### EXCERPTED RECORDS ###

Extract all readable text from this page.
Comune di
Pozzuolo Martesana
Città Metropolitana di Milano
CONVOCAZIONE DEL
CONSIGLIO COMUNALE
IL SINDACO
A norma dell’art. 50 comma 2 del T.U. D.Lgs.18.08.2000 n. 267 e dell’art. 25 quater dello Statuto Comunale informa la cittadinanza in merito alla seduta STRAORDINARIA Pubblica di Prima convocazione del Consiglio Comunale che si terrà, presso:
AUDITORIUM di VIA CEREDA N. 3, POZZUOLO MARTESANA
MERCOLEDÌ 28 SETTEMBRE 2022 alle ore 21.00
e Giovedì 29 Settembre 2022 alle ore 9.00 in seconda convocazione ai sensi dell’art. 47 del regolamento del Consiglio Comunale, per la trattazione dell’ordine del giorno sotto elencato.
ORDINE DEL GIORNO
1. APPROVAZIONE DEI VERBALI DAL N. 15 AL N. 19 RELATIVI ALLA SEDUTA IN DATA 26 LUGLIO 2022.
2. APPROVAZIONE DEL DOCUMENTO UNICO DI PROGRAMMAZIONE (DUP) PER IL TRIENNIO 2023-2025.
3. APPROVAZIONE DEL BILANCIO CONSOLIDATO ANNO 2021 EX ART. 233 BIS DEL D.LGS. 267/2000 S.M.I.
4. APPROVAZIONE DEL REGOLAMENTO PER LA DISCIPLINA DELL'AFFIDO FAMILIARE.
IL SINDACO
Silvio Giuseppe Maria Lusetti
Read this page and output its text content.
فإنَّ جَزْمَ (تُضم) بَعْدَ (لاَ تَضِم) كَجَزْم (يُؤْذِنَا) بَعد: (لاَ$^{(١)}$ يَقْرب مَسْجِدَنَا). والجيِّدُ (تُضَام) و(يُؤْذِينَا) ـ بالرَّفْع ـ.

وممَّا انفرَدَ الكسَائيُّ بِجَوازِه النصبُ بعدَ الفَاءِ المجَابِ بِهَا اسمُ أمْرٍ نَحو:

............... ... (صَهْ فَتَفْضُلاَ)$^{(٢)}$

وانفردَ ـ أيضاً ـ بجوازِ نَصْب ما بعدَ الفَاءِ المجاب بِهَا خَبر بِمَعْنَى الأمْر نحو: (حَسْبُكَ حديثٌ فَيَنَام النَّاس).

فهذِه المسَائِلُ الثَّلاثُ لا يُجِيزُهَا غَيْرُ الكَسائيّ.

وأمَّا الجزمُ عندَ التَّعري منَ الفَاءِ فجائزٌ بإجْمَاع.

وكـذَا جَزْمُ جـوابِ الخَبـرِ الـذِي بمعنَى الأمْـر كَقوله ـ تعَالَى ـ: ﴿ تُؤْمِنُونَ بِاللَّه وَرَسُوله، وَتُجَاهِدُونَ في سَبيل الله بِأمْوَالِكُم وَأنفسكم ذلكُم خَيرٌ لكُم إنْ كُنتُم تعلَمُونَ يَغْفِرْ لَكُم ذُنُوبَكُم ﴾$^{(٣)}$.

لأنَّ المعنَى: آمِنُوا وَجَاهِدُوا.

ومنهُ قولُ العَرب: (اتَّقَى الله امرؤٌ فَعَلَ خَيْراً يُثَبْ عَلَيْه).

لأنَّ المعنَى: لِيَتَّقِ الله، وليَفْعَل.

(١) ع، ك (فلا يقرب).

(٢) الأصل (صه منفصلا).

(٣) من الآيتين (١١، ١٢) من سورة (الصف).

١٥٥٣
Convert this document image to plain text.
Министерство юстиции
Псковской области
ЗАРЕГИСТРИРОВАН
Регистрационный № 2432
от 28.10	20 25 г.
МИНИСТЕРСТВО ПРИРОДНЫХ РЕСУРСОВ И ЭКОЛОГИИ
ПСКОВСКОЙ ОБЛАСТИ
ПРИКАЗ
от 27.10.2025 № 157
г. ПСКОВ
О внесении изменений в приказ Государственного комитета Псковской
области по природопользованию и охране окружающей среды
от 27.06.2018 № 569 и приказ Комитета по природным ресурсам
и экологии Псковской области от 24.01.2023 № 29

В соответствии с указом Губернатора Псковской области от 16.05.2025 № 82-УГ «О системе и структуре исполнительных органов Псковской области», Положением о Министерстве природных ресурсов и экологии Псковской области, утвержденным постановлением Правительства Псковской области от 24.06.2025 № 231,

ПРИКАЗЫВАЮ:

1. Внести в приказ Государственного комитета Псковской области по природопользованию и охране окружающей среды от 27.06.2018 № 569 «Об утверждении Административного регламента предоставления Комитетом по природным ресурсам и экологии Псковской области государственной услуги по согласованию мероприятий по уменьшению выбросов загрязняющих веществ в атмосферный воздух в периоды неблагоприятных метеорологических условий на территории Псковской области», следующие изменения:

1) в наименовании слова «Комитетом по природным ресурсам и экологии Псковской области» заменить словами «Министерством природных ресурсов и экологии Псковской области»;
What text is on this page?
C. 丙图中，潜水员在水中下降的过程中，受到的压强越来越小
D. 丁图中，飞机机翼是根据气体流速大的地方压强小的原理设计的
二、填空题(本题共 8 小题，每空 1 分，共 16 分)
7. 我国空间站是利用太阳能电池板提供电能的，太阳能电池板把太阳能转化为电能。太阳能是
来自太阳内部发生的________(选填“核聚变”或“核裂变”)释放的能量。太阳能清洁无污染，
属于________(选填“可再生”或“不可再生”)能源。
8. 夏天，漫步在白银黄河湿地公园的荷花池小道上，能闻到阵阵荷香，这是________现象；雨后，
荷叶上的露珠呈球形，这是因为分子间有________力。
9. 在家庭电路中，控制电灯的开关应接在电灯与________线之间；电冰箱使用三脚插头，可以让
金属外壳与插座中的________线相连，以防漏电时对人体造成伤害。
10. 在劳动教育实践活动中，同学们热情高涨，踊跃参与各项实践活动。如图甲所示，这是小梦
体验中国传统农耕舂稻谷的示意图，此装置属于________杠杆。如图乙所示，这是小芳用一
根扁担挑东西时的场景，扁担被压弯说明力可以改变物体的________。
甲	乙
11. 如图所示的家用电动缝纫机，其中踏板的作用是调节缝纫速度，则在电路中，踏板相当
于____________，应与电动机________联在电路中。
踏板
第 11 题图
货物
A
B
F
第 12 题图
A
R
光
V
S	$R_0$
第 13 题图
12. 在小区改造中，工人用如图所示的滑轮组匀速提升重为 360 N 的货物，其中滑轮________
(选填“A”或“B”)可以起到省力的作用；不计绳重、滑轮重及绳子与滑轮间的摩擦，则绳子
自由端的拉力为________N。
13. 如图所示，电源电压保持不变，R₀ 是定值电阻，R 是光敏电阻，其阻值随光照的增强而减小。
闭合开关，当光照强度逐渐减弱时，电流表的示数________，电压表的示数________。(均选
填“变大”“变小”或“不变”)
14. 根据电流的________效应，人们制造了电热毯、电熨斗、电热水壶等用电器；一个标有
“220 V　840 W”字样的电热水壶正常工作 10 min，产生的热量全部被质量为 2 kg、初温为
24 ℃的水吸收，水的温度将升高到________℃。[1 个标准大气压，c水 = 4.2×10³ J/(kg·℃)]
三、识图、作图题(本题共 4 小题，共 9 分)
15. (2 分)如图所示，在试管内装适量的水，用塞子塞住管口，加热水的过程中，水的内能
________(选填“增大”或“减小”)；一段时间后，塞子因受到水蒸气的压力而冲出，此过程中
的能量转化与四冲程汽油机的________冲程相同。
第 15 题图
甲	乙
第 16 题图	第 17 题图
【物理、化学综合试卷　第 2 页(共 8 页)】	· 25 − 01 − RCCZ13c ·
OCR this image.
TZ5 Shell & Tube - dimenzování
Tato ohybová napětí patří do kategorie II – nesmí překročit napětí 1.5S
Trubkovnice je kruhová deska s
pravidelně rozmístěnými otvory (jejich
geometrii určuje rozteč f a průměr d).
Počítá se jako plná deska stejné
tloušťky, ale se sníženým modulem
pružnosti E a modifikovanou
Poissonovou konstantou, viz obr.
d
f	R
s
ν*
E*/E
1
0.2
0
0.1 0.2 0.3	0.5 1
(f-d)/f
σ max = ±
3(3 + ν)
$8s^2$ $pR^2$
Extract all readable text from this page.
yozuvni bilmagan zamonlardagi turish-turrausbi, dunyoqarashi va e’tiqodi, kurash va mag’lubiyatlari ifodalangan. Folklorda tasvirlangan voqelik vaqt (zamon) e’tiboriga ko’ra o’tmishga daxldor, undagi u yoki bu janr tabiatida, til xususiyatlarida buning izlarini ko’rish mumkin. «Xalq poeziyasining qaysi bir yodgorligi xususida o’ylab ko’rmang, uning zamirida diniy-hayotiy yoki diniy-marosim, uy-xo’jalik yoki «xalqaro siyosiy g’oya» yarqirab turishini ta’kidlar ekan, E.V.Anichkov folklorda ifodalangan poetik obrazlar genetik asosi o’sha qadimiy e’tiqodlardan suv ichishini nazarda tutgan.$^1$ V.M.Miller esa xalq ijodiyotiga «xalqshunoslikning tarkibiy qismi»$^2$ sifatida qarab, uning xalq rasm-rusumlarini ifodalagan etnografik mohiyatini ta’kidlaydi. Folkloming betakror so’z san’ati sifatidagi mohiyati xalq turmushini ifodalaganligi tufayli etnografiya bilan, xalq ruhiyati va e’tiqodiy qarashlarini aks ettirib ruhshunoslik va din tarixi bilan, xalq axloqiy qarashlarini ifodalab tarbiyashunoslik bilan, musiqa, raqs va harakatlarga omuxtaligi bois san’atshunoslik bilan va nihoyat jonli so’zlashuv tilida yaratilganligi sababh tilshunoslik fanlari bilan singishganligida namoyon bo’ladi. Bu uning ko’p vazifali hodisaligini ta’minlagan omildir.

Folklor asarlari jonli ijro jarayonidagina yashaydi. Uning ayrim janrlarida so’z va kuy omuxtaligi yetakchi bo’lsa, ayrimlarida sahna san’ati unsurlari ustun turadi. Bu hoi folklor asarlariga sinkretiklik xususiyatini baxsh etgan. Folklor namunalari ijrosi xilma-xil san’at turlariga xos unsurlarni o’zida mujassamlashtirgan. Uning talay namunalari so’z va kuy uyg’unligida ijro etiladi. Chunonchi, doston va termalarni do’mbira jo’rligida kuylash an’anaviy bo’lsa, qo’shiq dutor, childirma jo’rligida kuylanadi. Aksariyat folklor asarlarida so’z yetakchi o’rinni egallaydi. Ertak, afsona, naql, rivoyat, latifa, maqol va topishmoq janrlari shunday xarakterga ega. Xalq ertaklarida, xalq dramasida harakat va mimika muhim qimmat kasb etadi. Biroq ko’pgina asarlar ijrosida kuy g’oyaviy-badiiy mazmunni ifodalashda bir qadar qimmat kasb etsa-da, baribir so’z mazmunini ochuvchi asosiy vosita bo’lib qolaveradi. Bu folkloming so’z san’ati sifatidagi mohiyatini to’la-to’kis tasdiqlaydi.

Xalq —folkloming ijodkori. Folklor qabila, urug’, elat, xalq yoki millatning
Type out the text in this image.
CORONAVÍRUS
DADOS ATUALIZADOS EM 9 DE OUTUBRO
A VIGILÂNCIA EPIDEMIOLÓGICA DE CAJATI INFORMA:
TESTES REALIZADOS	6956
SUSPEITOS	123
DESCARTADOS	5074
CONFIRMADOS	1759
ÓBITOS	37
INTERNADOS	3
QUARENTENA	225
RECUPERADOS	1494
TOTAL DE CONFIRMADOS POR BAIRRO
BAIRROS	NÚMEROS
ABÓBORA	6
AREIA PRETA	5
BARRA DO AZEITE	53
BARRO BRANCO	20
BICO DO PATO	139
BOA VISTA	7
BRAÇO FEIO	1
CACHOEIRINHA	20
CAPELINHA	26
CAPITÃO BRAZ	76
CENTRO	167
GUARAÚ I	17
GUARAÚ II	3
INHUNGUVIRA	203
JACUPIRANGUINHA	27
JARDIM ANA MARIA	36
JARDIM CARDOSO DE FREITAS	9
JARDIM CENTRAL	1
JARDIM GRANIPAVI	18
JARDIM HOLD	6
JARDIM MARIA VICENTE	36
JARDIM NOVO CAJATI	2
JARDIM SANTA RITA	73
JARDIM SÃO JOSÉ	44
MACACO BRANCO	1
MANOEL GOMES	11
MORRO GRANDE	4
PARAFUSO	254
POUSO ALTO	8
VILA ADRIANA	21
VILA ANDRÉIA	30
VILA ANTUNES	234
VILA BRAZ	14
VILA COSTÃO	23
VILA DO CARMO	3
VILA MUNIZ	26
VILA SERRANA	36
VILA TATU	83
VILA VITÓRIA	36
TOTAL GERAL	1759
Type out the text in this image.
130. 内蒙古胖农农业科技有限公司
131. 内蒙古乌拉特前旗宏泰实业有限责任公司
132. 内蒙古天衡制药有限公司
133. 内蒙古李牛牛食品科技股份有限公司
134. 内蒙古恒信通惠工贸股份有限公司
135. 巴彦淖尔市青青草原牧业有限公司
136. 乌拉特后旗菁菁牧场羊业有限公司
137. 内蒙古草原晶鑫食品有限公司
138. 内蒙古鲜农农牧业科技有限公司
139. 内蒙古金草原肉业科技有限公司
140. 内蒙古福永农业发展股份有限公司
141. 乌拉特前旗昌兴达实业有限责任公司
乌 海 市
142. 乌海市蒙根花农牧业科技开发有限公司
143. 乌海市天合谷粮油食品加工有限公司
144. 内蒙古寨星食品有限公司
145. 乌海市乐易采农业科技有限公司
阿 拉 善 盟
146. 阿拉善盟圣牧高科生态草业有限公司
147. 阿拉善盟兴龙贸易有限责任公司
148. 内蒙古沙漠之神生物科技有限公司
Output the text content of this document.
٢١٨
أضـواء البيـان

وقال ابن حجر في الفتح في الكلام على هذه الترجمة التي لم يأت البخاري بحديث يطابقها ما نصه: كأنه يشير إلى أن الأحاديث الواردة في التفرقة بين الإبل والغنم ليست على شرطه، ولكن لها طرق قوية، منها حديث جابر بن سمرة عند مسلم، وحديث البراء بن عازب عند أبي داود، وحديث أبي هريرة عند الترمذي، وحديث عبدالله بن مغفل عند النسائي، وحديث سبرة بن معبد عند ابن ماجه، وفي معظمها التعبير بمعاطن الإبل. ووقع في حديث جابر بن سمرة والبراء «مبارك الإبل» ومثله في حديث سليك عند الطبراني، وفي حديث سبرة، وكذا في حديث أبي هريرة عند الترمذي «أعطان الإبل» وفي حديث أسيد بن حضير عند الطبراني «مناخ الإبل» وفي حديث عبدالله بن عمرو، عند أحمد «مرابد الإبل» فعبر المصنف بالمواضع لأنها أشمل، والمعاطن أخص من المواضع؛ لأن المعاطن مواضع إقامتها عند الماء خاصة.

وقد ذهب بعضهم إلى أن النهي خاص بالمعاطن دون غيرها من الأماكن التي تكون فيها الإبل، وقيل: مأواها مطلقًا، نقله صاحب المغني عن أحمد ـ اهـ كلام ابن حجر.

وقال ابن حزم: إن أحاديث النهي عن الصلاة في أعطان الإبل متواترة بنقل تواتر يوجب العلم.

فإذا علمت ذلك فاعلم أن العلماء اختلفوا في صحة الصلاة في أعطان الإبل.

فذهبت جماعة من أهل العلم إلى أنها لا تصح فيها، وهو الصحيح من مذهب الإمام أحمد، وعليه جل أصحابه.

###

- [BRIEF] From the listing above, copy all lines holding the word "this".

- [RESULT OF THE TASK]
Extract all readable text from this page.
Read this page and output its text content.
Convert this document image to plain text.
What text is on this page?
OCR this image.
Extract all readable text from this page.
Type out the text in this image.
Type out the text in this image.
Output the text content of this document.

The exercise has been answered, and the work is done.